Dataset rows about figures
## Begin
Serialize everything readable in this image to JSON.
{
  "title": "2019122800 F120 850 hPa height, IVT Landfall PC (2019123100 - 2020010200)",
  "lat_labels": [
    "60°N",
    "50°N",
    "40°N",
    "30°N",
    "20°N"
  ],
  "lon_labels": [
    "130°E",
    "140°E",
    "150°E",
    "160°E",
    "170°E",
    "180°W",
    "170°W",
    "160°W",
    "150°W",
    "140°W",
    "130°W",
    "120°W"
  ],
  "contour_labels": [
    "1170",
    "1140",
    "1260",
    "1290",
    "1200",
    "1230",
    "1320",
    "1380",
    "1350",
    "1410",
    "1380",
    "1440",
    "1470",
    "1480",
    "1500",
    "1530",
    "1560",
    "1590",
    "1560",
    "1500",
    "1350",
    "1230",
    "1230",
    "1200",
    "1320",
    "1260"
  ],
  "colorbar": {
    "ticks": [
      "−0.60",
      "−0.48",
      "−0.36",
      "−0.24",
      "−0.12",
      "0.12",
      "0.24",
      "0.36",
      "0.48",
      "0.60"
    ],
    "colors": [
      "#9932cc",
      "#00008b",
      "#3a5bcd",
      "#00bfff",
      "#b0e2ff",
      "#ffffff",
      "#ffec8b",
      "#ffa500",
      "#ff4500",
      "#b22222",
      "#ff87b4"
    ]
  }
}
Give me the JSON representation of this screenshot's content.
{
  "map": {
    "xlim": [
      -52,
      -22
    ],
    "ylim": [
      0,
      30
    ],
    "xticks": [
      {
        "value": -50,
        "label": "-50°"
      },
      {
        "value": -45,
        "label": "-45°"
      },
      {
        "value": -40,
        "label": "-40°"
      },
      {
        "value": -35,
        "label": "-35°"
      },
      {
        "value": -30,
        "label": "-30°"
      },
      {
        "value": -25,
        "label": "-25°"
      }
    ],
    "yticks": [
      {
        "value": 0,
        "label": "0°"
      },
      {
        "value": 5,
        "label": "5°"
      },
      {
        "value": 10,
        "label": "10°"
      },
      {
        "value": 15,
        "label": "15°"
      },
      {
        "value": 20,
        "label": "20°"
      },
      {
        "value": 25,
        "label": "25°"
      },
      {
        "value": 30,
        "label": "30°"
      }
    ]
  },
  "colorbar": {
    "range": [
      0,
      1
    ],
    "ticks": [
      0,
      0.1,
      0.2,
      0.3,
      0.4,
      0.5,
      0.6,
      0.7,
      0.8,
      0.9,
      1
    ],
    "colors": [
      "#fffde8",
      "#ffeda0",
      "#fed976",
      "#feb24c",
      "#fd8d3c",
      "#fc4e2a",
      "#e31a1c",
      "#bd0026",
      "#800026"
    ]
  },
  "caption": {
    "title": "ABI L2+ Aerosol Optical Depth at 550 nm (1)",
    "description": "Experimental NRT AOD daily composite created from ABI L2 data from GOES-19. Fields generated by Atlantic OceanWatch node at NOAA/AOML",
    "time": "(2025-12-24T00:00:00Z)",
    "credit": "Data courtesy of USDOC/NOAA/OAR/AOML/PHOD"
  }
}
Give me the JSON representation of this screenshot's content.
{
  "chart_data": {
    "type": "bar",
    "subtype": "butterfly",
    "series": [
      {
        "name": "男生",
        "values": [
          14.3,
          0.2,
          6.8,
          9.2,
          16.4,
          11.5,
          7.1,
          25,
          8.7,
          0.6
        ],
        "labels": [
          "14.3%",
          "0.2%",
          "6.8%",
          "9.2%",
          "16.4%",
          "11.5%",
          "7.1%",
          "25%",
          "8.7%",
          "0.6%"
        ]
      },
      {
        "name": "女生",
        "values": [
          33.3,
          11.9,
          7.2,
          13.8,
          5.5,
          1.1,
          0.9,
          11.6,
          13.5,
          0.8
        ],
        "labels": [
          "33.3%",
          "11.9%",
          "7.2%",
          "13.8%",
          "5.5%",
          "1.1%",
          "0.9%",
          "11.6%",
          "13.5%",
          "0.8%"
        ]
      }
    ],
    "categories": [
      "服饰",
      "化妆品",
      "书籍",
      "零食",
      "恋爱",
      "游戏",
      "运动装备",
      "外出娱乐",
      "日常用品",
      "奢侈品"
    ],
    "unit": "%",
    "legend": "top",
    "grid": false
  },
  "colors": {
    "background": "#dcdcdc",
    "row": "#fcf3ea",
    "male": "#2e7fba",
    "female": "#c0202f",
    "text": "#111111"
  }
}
## End
### What you should do
Identify every line above that includes the word "NOAA", and show those lines.

### Finished exercise
    "description": "Experimental NRT AOD daily composite created from ABI L2 data from GOES-19. Fields generated by Atlantic OceanWatch node at NOAA/AOML",
    "credit": "Data courtesy of USDOC/NOAA/OAR/AOML/PHOD"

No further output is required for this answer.